--- GOAL ---
Can you restate the records below word for word?

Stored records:
+---+

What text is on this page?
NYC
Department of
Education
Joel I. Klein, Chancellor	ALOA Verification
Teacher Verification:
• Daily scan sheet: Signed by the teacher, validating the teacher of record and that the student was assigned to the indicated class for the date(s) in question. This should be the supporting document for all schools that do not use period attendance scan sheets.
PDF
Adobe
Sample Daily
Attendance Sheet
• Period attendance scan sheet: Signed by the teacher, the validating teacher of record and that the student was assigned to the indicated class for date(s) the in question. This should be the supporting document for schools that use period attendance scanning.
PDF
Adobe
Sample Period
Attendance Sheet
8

+---+

--- WRITTEN REPLY ---
What text is on this page?
NYC
Department of
Education
Joel I. Klein, Chancellor	ALOA Verification
Teacher Verification:
• Daily scan sheet: Signed by the teacher, validating the teacher of record and that the student was assigned to the indicated class for the date(s) in question. This should be the supporting document for all schools that do not use period attendance scan sheets.
PDF
Adobe
Sample Daily
Attendance Sheet
• Period attendance scan sheet: Signed by the teacher, the validating teacher of record and that the student was assigned to the indicated class for date(s) the in question. This should be the supporting document for schools that use period attendance scanning.
PDF
Adobe
Sample Period
Attendance Sheet
8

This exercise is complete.